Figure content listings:
+ + + + + + +

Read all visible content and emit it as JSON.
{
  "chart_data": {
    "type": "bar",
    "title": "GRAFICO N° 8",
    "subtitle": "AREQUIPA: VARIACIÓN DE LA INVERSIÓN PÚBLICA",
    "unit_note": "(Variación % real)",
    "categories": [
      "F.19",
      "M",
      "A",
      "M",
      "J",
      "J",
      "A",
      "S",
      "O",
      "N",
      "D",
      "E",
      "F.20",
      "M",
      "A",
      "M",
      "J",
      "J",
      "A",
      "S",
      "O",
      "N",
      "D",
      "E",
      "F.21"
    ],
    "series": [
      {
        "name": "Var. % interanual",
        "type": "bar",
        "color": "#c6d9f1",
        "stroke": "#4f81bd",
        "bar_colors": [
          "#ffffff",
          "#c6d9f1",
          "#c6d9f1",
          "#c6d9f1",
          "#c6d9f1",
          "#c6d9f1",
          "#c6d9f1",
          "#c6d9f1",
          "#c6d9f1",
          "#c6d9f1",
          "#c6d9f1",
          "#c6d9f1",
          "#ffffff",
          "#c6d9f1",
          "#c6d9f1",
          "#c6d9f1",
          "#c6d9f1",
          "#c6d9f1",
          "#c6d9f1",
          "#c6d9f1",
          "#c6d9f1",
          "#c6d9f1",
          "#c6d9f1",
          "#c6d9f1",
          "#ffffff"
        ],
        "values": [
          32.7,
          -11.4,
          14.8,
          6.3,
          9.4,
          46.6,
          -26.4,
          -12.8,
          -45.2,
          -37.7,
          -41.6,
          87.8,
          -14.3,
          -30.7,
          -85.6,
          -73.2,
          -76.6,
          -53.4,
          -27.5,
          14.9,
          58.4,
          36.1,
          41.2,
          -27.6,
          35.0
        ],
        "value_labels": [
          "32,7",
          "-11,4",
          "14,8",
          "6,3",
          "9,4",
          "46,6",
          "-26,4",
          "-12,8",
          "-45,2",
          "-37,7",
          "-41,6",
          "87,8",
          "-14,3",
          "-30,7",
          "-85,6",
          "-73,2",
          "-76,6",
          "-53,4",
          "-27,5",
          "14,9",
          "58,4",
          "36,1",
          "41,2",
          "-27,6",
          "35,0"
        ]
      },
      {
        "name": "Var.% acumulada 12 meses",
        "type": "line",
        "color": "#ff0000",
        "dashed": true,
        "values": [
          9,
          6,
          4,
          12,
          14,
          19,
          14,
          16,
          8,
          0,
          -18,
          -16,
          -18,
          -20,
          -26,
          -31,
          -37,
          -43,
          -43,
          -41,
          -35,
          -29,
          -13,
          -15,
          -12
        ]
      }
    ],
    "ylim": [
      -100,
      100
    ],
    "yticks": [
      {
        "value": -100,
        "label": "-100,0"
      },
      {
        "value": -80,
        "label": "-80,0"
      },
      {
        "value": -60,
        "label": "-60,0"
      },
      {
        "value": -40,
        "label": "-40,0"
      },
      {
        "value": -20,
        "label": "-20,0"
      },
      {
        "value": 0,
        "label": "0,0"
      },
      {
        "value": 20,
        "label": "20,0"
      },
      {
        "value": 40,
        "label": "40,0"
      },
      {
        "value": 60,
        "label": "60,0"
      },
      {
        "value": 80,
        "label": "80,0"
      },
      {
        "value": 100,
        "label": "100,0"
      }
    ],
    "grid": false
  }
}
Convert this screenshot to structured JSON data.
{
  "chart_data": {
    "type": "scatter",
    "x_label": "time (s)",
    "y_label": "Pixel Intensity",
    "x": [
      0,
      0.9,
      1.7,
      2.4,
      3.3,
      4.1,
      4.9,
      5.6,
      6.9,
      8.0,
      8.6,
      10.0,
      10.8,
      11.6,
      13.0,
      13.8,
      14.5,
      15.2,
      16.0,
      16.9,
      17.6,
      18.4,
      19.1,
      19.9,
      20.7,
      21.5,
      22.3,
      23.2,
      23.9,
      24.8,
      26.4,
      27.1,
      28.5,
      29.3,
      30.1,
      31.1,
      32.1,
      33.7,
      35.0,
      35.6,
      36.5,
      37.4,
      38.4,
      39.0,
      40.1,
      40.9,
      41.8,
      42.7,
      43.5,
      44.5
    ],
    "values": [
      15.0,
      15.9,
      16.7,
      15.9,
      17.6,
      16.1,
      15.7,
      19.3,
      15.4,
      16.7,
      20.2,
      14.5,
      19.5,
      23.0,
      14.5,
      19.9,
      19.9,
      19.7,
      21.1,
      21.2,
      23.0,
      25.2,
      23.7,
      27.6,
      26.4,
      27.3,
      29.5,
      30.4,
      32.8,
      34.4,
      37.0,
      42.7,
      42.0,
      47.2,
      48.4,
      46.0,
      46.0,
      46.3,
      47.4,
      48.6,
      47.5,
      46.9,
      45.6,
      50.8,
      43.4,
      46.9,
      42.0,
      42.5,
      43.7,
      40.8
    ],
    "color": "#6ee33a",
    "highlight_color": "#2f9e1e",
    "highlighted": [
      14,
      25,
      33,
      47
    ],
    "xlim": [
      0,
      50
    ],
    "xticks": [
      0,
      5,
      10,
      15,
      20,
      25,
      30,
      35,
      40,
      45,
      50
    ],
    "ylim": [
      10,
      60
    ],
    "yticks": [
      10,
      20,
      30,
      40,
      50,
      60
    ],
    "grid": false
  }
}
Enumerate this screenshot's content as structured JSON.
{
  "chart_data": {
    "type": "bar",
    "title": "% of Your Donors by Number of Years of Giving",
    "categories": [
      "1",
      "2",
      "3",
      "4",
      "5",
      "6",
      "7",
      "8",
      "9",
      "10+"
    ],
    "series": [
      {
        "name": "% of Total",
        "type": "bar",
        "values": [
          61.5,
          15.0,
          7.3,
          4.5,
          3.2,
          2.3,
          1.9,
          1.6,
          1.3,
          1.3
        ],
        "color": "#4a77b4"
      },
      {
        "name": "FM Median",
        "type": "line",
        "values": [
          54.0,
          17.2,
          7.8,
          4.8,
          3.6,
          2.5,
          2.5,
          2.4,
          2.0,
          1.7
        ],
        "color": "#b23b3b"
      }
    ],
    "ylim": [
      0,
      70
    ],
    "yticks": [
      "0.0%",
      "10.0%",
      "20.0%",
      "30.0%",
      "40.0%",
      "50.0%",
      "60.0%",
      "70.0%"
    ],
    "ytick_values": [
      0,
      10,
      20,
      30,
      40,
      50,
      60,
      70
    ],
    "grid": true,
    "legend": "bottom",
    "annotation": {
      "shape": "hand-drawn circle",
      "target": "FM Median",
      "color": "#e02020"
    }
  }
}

+ + + + + + +

Reproduce each line of the material above precisely.

Output of the task =
Read all visible content and emit it as JSON.
{
  "chart_data": {
    "type": "bar",
    "title": "GRAFICO N° 8",
    "subtitle": "AREQUIPA: VARIACIÓN DE LA INVERSIÓN PÚBLICA",
    "unit_note": "(Variación % real)",
    "categories": [
      "F.19",
      "M",
      "A",
      "M",
      "J",
      "J",
      "A",
      "S",
      "O",
      "N",
      "D",
      "E",
      "F.20",
      "M",
      "A",
      "M",
      "J",
      "J",
      "A",
      "S",
      "O",
      "N",
      "D",
      "E",
      "F.21"
    ],
    "series": [
      {
        "name": "Var. % interanual",
        "type": "bar",
        "color": "#c6d9f1",
        "stroke": "#4f81bd",
        "bar_colors": [
          "#ffffff",
          "#c6d9f1",
          "#c6d9f1",
          "#c6d9f1",
          "#c6d9f1",
          "#c6d9f1",
          "#c6d9f1",
          "#c6d9f1",
          "#c6d9f1",
          "#c6d9f1",
          "#c6d9f1",
          "#c6d9f1",
          "#ffffff",
          "#c6d9f1",
          "#c6d9f1",
          "#c6d9f1",
          "#c6d9f1",
          "#c6d9f1",
          "#c6d9f1",
          "#c6d9f1",
          "#c6d9f1",
          "#c6d9f1",
          "#c6d9f1",
          "#c6d9f1",
          "#ffffff"
        ],
        "values": [
          32.7,
          -11.4,
          14.8,
          6.3,
          9.4,
          46.6,
          -26.4,
          -12.8,
          -45.2,
          -37.7,
          -41.6,
          87.8,
          -14.3,
          -30.7,
          -85.6,
          -73.2,
          -76.6,
          -53.4,
          -27.5,
          14.9,
          58.4,
          36.1,
          41.2,
          -27.6,
          35.0
        ],
        "value_labels": [
          "32,7",
          "-11,4",
          "14,8",
          "6,3",
          "9,4",
          "46,6",
          "-26,4",
          "-12,8",
          "-45,2",
          "-37,7",
          "-41,6",
          "87,8",
          "-14,3",
          "-30,7",
          "-85,6",
          "-73,2",
          "-76,6",
          "-53,4",
          "-27,5",
          "14,9",
          "58,4",
          "36,1",
          "41,2",
          "-27,6",
          "35,0"
        ]
      },
      {
        "name": "Var.% acumulada 12 meses",
        "type": "line",
        "color": "#ff0000",
        "dashed": true,
        "values": [
          9,
          6,
          4,
          12,
          14,
          19,
          14,
          16,
          8,
          0,
          -18,
          -16,
          -18,
          -20,
          -26,
          -31,
          -37,
          -43,
          -43,
          -41,
          -35,
          -29,
          -13,
          -15,
          -12
        ]
      }
    ],
    "ylim": [
      -100,
      100
    ],
    "yticks": [
      {
        "value": -100,
        "label": "-100,0"
      },
      {
        "value": -80,
        "label": "-80,0"
      },
      {
        "value": -60,
        "label": "-60,0"
      },
      {
        "value": -40,
        "label": "-40,0"
      },
      {
        "value": -20,
        "label": "-20,0"
      },
      {
        "value": 0,
        "label": "0,0"
      },
      {
        "value": 20,
        "label": "20,0"
      },
      {
        "value": 40,
        "label": "40,0"
      },
      {
        "value": 60,
        "label": "60,0"
      },
      {
        "value": 80,
        "label": "80,0"
      },
      {
        "value": 100,
        "label": "100,0"
      }
    ],
    "grid": false
  }
}
Convert this screenshot to structured JSON data.
{
  "chart_data": {
    "type": "scatter",
    "x_label": "time (s)",
    "y_label": "Pixel Intensity",
    "x": [
      0,
      0.9,
      1.7,
      2.4,
      3.3,
      4.1,
      4.9,
      5.6,
      6.9,
      8.0,
      8.6,
      10.0,
      10.8,
      11.6,
      13.0,
      13.8,
      14.5,
      15.2,
      16.0,
      16.9,
      17.6,
      18.4,
      19.1,
      19.9,
      20.7,
      21.5,
      22.3,
      23.2,
      23.9,
      24.8,
      26.4,
      27.1,
      28.5,
      29.3,
      30.1,
      31.1,
      32.1,
      33.7,
      35.0,
      35.6,
      36.5,
      37.4,
      38.4,
      39.0,
      40.1,
      40.9,
      41.8,
      42.7,
      43.5,
      44.5
    ],
    "values": [
      15.0,
      15.9,
      16.7,
      15.9,
      17.6,
      16.1,
      15.7,
      19.3,
      15.4,
      16.7,
      20.2,
      14.5,
      19.5,
      23.0,
      14.5,
      19.9,
      19.9,
      19.7,
      21.1,
      21.2,
      23.0,
      25.2,
      23.7,
      27.6,
      26.4,
      27.3,
      29.5,
      30.4,
      32.8,
      34.4,
      37.0,
      42.7,
      42.0,
      47.2,
      48.4,
      46.0,
      46.0,
      46.3,
      47.4,
      48.6,
      47.5,
      46.9,
      45.6,
      50.8,
      43.4,
      46.9,
      42.0,
      42.5,
      43.7,
      40.8
    ],
    "color": "#6ee33a",
    "highlight_color": "#2f9e1e",
    "highlighted": [
      14,
      25,
      33,
      47
    ],
    "xlim": [
      0,
      50
    ],
    "xticks": [
      0,
      5,
      10,
      15,
      20,
      25,
      30,
      35,
      40,
      45,
      50
    ],
    "ylim": [
      10,
      60
    ],
    "yticks": [
      10,
      20,
      30,
      40,
      50,
      60
    ],
    "grid": false
  }
}
Enumerate this screenshot's content as structured JSON.
{
  "chart_data": {
    "type": "bar",
    "title": "% of Your Donors by Number of Years of Giving",
    "categories": [
      "1",
      "2",
      "3",
      "4",
      "5",
      "6",
      "7",
      "8",
      "9",
      "10+"
    ],
    "series": [
      {
        "name": "% of Total",
        "type": "bar",
        "values": [
          61.5,
          15.0,
          7.3,
          4.5,
          3.2,
          2.3,
          1.9,
          1.6,
          1.3,
          1.3
        ],
        "color": "#4a77b4"
      },
      {
        "name": "FM Median",
        "type": "line",
        "values": [
          54.0,
          17.2,
          7.8,
          4.8,
          3.6,
          2.5,
          2.5,
          2.4,
          2.0,
          1.7
        ],
        "color": "#b23b3b"
      }
    ],
    "ylim": [
      0,
      70
    ],
    "yticks": [
      "0.0%",
      "10.0%",
      "20.0%",
      "30.0%",
      "40.0%",
      "50.0%",
      "60.0%",
      "70.0%"
    ],
    "ytick_values": [
      0,
      10,
      20,
      30,
      40,
      50,
      60,
      70
    ],
    "grid": true,
    "legend": "bottom",
    "annotation": {
      "shape": "hand-drawn circle",
      "target": "FM Median",
      "color": "#e02020"
    }
  }
}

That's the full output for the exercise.